Directions for this task:
Please copy everything from the start of the data down to the line containing "subscription-intro: Subscription status: xyxy=(208,203,366,223)", including both ends, reproducing each line unchanged.

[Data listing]
———
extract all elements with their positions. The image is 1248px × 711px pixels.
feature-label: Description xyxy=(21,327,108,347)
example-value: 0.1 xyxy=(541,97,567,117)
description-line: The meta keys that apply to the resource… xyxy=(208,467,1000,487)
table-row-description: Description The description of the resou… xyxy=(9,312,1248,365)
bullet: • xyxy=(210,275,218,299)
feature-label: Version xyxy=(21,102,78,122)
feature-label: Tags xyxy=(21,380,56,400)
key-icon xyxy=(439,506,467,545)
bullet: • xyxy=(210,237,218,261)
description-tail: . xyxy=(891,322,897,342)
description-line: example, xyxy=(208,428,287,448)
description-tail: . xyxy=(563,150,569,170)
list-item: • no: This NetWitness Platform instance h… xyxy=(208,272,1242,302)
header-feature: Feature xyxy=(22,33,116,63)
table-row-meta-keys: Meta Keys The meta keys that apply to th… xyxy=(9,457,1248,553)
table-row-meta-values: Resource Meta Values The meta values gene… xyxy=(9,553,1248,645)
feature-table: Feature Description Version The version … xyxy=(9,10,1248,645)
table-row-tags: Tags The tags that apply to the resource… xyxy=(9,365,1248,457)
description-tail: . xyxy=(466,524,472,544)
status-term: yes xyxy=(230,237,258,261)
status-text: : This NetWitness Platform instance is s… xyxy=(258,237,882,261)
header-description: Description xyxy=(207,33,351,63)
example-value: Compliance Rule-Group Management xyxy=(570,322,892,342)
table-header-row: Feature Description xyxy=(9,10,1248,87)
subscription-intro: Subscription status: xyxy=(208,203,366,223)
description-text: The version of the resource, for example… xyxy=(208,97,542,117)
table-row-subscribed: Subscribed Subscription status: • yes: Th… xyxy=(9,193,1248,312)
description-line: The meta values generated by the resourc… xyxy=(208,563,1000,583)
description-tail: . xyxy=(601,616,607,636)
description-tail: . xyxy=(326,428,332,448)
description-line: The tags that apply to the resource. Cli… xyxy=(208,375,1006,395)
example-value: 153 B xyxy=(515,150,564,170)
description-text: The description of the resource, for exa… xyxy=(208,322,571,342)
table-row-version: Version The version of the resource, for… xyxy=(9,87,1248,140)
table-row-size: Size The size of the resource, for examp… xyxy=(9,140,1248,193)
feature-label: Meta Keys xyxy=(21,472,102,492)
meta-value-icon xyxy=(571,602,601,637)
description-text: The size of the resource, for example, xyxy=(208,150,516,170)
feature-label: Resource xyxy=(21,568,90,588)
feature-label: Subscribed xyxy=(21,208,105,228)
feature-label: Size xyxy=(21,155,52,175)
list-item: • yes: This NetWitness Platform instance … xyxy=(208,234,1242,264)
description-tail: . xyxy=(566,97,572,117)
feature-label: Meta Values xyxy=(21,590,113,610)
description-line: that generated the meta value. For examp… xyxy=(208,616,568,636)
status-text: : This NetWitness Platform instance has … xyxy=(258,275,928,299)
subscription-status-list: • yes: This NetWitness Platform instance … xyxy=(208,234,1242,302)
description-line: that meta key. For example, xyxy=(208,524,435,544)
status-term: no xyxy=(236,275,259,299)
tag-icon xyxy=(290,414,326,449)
———
Complete output:
extract all elements with their positions. The image is 1248px × 711px pixels.
feature-label: Description xyxy=(21,327,108,347)
example-value: 0.1 xyxy=(541,97,567,117)
description-line: The meta keys that apply to the resource… xyxy=(208,467,1000,487)
table-row-description: Description The description of the resou… xyxy=(9,312,1248,365)
bullet: • xyxy=(210,275,218,299)
feature-label: Version xyxy=(21,102,78,122)
feature-label: Tags xyxy=(21,380,56,400)
key-icon xyxy=(439,506,467,545)
bullet: • xyxy=(210,237,218,261)
description-tail: . xyxy=(891,322,897,342)
description-line: example, xyxy=(208,428,287,448)
description-tail: . xyxy=(563,150,569,170)
list-item: • no: This NetWitness Platform instance h… xyxy=(208,272,1242,302)
header-feature: Feature xyxy=(22,33,116,63)
table-row-meta-keys: Meta Keys The meta keys that apply to th… xyxy=(9,457,1248,553)
table-row-meta-values: Resource Meta Values The meta values gene… xyxy=(9,553,1248,645)
feature-table: Feature Description Version The version … xyxy=(9,10,1248,645)
table-row-tags: Tags The tags that apply to the resource… xyxy=(9,365,1248,457)
description-tail: . xyxy=(466,524,472,544)
status-term: yes xyxy=(230,237,258,261)
status-text: : This NetWitness Platform instance is s… xyxy=(258,237,882,261)
header-description: Description xyxy=(207,33,351,63)
example-value: Compliance Rule-Group Management xyxy=(570,322,892,342)
table-header-row: Feature Description xyxy=(9,10,1248,87)
subscription-intro: Subscription status: xyxy=(208,203,366,223)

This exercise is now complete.